DOCUMENT SECTION:
** Begin **
Require Import mathcomp.ssreflect.ssreflect.
From mathcomp Require Import all_ssreflect.
From libs Require Import edone bcase fset base sltype.
Require Import K_def.

Set Implicit Arguments.
Unset Strict Implicit.
Import Prenex Implicits.

Arguments subsep [T X P].

Implicit Types (S cls X Y : {fset clause}) (C D : clause).

Demos

A demo consists of a finite set of clauses that satisfy the demo conditions. We do not enfoce that that the demo contains only literal clauses. However, non-literal clauses do not change the support of a clause and therefore also need not be satisfied by the construced model (See supp_eval).

Definition D0 cls := forall C, C \in cls -> lcons C.
Definition D1 cls := forall C, C \in cls -> forall s, fAX s^- \in C -> suppS cls (s^- |` R C).

Record demo := Demo
{
  cls :> {fset clause} ;
  demoD0 : D0 cls ;
  demoD1 : D1 cls
}.

Arguments demoD1 [d C] _ [s] _.

Canonical demo_predType := mkPredType (fun (S : demo) (C : clause) => nosimpl C \in cls S).

Lemma LCF C : lcons C ->
  ((fF^+ \in C) = false) * (forall p, (fV p^+ \in C) && (fV p^- \in C) = false).
Proof.
  move => /andP [/negbTE-> /allP H]. split => // p.
  case e: (_^+ \in _) => //=. by rewrite (negbTE (H _ e)).
Qed.

Model Existence


Definition rtrans C D := suppC D (R C).

Section ModelExistience.
  Variables (S : demo).

  Definition Mtype := seq_sub S.
  Definition Mtrans : rel Mtype := restrict S rtrans.
  Definition Mlabel (p:var) (C : Mtype) := fV p^+ \in val C.

  Definition model_of := FModel Mtrans Mlabel.

  Implicit Types (x y : model_of).

  Lemma supp_eval s x : val x |> s -> eval (interp s) x.
  Proof.
    case: s x. elim => [|p|s IHs t IHt|s IHs] [|] x.
    - by rewrite /= (LCF (demoD0 (ssvalP x))).
    - by rewrite /=.
    - done.
    - rewrite /= /Mlabel. case: (LCF (demoD0 (ssvalP x))) => [_ /(_ p)].
      by case: (_^+ \in _) => //= ->.
    - rewrite /=. case/orP => [/IHs|/IHt] /=; tauto.
    - rewrite /=. case/andP => [/IHs ? /IHt] /=; tauto.
    - move => inX y xy. apply: (IHs true).
      rewrite -suppC1. apply: suppC_sub xy. by rewrite fsub1 RE.
    - rewrite [_ |> _]/= => H. case/hasP : (demoD1 (ssvalP x) H) => D inS.
      rewrite suppCU suppC1 => /andP [D1 D2] /= /(_ (Sub D inS)) /(_ D2).
      exact: (IHs false).
  Qed.

End ModelExistience.

Pruning


Section Pruning.
  Variables (F : clause).
  Hypothesis sfc_F : sf_closed F.
** End **
PROMPT 1: According to the Coq script on demos, what does a demo consist of?
PROMPT 2: Switch every "value-label" to "percent-label" in the rows, starting at the first row and stopping after the row that contains "bar — [364, 831, 394, 899]". Write out only those rows, with everything else unchanged.
The script above and the rows that follow come from unrelated sources.

EXTRACTED ENTRIES:
** Begin **
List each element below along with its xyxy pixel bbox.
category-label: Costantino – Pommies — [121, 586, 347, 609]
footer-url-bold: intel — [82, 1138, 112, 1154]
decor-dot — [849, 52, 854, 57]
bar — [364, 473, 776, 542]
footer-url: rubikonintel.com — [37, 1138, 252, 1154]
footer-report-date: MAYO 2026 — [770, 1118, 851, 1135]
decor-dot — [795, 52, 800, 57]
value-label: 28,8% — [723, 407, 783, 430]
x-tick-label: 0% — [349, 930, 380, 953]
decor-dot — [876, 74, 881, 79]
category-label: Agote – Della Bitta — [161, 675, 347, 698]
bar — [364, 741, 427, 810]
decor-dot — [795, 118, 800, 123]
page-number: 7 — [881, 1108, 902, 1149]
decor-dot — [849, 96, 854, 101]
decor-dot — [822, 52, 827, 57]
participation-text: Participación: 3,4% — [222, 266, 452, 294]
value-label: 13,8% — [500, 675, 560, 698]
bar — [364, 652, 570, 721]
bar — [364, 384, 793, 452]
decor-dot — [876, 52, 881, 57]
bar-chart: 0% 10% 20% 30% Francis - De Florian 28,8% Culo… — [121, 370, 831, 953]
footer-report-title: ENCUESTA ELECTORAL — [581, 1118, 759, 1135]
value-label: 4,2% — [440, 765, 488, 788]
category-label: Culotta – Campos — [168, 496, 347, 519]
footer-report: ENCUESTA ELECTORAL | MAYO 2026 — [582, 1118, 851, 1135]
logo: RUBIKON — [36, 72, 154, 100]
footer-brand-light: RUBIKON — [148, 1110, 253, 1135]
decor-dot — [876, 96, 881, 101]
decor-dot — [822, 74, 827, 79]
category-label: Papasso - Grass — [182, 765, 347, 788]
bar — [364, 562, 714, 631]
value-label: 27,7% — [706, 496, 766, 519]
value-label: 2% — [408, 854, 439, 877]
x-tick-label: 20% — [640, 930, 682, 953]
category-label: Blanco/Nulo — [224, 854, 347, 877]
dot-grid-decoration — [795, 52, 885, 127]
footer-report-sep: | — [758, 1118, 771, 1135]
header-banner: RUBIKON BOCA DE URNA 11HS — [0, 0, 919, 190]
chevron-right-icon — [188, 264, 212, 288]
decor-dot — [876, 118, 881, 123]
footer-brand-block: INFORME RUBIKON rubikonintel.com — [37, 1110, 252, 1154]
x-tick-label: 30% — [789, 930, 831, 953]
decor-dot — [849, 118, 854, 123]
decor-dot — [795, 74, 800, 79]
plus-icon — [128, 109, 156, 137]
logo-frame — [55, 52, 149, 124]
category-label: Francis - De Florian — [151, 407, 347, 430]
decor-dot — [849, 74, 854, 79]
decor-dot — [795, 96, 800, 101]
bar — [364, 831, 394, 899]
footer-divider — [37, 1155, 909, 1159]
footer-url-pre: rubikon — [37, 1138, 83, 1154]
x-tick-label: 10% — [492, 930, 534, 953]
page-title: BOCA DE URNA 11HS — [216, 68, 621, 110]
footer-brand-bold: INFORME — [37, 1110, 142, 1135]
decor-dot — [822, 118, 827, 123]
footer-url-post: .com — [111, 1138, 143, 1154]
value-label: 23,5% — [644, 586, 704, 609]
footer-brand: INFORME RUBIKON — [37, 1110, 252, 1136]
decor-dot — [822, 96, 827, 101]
** End **
CORRECT ANSWER 1: A demo consists of a finite set of clauses that satisfy the demo conditions.

CORRECT ANSWER 2:
List each element below along with its xyxy pixel bbox.
category-label: Costantino – Pommies — [121, 586, 347, 609]
footer-url-bold: intel — [82, 1138, 112, 1154]
decor-dot — [849, 52, 854, 57]
bar — [364, 473, 776, 542]
footer-url: rubikonintel.com — [37, 1138, 252, 1154]
footer-report-date: MAYO 2026 — [770, 1118, 851, 1135]
decor-dot — [795, 52, 800, 57]
percent-label: 28,8% — [723, 407, 783, 430]
x-tick-label: 0% — [349, 930, 380, 953]
decor-dot — [876, 74, 881, 79]
category-label: Agote – Della Bitta — [161, 675, 347, 698]
bar — [364, 741, 427, 810]
decor-dot — [795, 118, 800, 123]
page-number: 7 — [881, 1108, 902, 1149]
decor-dot — [849, 96, 854, 101]
decor-dot — [822, 52, 827, 57]
participation-text: Participación: 3,4% — [222, 266, 452, 294]
percent-label: 13,8% — [500, 675, 560, 698]
bar — [364, 652, 570, 721]
bar — [364, 384, 793, 452]
decor-dot — [876, 52, 881, 57]
bar-chart: 0% 10% 20% 30% Francis - De Florian 28,8% Culo… — [121, 370, 831, 953]
footer-report-title: ENCUESTA ELECTORAL — [581, 1118, 759, 1135]
percent-label: 4,2% — [440, 765, 488, 788]
category-label: Culotta – Campos — [168, 496, 347, 519]
footer-report: ENCUESTA ELECTORAL | MAYO 2026 — [582, 1118, 851, 1135]
logo: RUBIKON — [36, 72, 154, 100]
footer-brand-light: RUBIKON — [148, 1110, 253, 1135]
decor-dot — [876, 96, 881, 101]
decor-dot — [822, 74, 827, 79]
category-label: Papasso - Grass — [182, 765, 347, 788]
bar — [364, 562, 714, 631]
percent-label: 27,7% — [706, 496, 766, 519]
percent-label: 2% — [408, 854, 439, 877]
x-tick-label: 20% — [640, 930, 682, 953]
category-label: Blanco/Nulo — [224, 854, 347, 877]
dot-grid-decoration — [795, 52, 885, 127]
footer-report-sep: | — [758, 1118, 771, 1135]
header-banner: RUBIKON BOCA DE URNA 11HS — [0, 0, 919, 190]
chevron-right-icon — [188, 264, 212, 288]
decor-dot — [876, 118, 881, 123]
footer-brand-block: INFORME RUBIKON rubikonintel.com — [37, 1110, 252, 1154]
x-tick-label: 30% — [789, 930, 831, 953]
decor-dot — [849, 118, 854, 123]
decor-dot — [795, 74, 800, 79]
plus-icon — [128, 109, 156, 137]
logo-frame — [55, 52, 149, 124]
category-label: Francis - De Florian — [151, 407, 347, 430]
decor-dot — [849, 74, 854, 79]
decor-dot — [795, 96, 800, 101]
bar — [364, 831, 394, 899]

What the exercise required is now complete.